** Start of PROVIDED DATA **
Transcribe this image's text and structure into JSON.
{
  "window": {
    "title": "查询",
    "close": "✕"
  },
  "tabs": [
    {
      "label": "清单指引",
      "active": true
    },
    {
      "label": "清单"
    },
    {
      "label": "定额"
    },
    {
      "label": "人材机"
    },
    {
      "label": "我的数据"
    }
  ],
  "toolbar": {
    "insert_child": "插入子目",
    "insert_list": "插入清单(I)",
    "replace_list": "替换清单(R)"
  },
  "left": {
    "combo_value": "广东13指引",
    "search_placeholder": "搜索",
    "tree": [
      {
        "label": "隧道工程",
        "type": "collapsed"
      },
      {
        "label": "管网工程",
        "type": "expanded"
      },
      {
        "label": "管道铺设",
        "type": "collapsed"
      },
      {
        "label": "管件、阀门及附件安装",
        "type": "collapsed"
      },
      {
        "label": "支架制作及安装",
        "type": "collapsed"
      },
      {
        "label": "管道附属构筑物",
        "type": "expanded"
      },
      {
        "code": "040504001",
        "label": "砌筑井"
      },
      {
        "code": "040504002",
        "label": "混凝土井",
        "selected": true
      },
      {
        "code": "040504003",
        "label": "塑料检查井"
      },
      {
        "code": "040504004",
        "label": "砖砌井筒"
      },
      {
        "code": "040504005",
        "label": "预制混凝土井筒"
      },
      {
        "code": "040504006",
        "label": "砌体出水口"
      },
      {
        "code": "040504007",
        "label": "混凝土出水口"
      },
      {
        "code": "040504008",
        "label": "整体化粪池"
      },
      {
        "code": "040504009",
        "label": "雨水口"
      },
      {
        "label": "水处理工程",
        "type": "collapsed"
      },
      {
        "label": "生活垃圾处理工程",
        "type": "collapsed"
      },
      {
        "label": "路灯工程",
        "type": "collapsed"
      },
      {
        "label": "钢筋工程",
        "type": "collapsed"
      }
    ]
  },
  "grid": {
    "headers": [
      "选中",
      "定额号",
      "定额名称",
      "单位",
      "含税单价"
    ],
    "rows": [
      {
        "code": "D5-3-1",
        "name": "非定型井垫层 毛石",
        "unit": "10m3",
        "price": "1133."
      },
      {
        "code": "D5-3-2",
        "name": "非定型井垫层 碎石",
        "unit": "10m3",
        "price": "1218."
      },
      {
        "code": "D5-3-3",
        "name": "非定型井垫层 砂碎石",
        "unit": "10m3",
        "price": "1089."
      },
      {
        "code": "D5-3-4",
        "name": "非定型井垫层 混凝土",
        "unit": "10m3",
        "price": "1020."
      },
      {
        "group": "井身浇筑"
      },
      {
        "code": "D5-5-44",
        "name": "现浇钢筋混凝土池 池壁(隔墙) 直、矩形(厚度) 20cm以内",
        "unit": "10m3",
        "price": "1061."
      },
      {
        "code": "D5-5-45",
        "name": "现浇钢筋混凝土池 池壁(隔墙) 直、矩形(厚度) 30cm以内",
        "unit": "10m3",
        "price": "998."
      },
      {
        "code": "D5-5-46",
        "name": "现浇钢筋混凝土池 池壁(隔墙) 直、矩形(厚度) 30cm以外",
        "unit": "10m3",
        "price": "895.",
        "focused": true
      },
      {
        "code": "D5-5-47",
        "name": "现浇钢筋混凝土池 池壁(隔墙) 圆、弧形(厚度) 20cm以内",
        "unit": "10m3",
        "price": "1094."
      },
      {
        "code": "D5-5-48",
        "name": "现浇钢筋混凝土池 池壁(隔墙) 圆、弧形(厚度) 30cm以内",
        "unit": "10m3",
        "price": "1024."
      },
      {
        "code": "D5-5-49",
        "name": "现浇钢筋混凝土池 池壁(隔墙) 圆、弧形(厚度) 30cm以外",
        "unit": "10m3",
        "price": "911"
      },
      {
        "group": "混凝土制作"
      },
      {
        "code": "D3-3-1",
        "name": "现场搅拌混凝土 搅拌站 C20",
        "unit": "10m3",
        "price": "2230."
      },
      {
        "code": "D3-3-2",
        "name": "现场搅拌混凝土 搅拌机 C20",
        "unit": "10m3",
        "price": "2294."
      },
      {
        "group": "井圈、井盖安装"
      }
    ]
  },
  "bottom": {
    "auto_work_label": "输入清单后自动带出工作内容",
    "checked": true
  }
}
** End of PROVIDED DATA **
TASK STATEMENT - Copy out all of the lines above exactly.

TASK SOLUTION -
Transcribe this image's text and structure into JSON.
{
  "window": {
    "title": "查询",
    "close": "✕"
  },
  "tabs": [
    {
      "label": "清单指引",
      "active": true
    },
    {
      "label": "清单"
    },
    {
      "label": "定额"
    },
    {
      "label": "人材机"
    },
    {
      "label": "我的数据"
    }
  ],
  "toolbar": {
    "insert_child": "插入子目",
    "insert_list": "插入清单(I)",
    "replace_list": "替换清单(R)"
  },
  "left": {
    "combo_value": "广东13指引",
    "search_placeholder": "搜索",
    "tree": [
      {
        "label": "隧道工程",
        "type": "collapsed"
      },
      {
        "label": "管网工程",
        "type": "expanded"
      },
      {
        "label": "管道铺设",
        "type": "collapsed"
      },
      {
        "label": "管件、阀门及附件安装",
        "type": "collapsed"
      },
      {
        "label": "支架制作及安装",
        "type": "collapsed"
      },
      {
        "label": "管道附属构筑物",
        "type": "expanded"
      },
      {
        "code": "040504001",
        "label": "砌筑井"
      },
      {
        "code": "040504002",
        "label": "混凝土井",
        "selected": true
      },
      {
        "code": "040504003",
        "label": "塑料检查井"
      },
      {
        "code": "040504004",
        "label": "砖砌井筒"
      },
      {
        "code": "040504005",
        "label": "预制混凝土井筒"
      },
      {
        "code": "040504006",
        "label": "砌体出水口"
      },
      {
        "code": "040504007",
        "label": "混凝土出水口"
      },
      {
        "code": "040504008",
        "label": "整体化粪池"
      },
      {
        "code": "040504009",
        "label": "雨水口"
      },
      {
        "label": "水处理工程",
        "type": "collapsed"
      },
      {
        "label": "生活垃圾处理工程",
        "type": "collapsed"
      },
      {
        "label": "路灯工程",
        "type": "collapsed"
      },
      {
        "label": "钢筋工程",
        "type": "collapsed"
      }
    ]
  },
  "grid": {
    "headers": [
      "选中",
      "定额号",
      "定额名称",
      "单位",
      "含税单价"
    ],
    "rows": [
      {
        "code": "D5-3-1",
        "name": "非定型井垫层 毛石",
        "unit": "10m3",
        "price": "1133."
      },
      {
        "code": "D5-3-2",
        "name": "非定型井垫层 碎石",
        "unit": "10m3",
        "price": "1218."
      },
      {
        "code": "D5-3-3",
        "name": "非定型井垫层 砂碎石",
        "unit": "10m3",
        "price": "1089."
      },
      {
        "code": "D5-3-4",
        "name": "非定型井垫层 混凝土",
        "unit": "10m3",
        "price": "1020."
      },
      {
        "group": "井身浇筑"
      },
      {
        "code": "D5-5-44",
        "name": "现浇钢筋混凝土池 池壁(隔墙) 直、矩形(厚度) 20cm以内",
        "unit": "10m3",
        "price": "1061."
      },
      {
        "code": "D5-5-45",
        "name": "现浇钢筋混凝土池 池壁(隔墙) 直、矩形(厚度) 30cm以内",
        "unit": "10m3",
        "price": "998."
      },
      {
        "code": "D5-5-46",
        "name": "现浇钢筋混凝土池 池壁(隔墙) 直、矩形(厚度) 30cm以外",
        "unit": "10m3",
        "price": "895.",
        "focused": true
      },
      {
        "code": "D5-5-47",
        "name": "现浇钢筋混凝土池 池壁(隔墙) 圆、弧形(厚度) 20cm以内",
        "unit": "10m3",
        "price": "1094."
      },
      {
        "code": "D5-5-48",
        "name": "现浇钢筋混凝土池 池壁(隔墙) 圆、弧形(厚度) 30cm以内",
        "unit": "10m3",
        "price": "1024."
      },
      {
        "code": "D5-5-49",
        "name": "现浇钢筋混凝土池 池壁(隔墙) 圆、弧形(厚度) 30cm以外",
        "unit": "10m3",
        "price": "911"
      },
      {
        "group": "混凝土制作"
      },
      {
        "code": "D3-3-1",
        "name": "现场搅拌混凝土 搅拌站 C20",
        "unit": "10m3",
        "price": "2230."
      },
      {
        "code": "D3-3-2",
        "name": "现场搅拌混凝土 搅拌机 C20",
        "unit": "10m3",
        "price": "2294."
      },
      {
        "group": "井圈、井盖安装"
      }
    ]
  },
  "bottom": {
    "auto_work_label": "输入清单后自动带出工作内容",
    "checked": true
  }
}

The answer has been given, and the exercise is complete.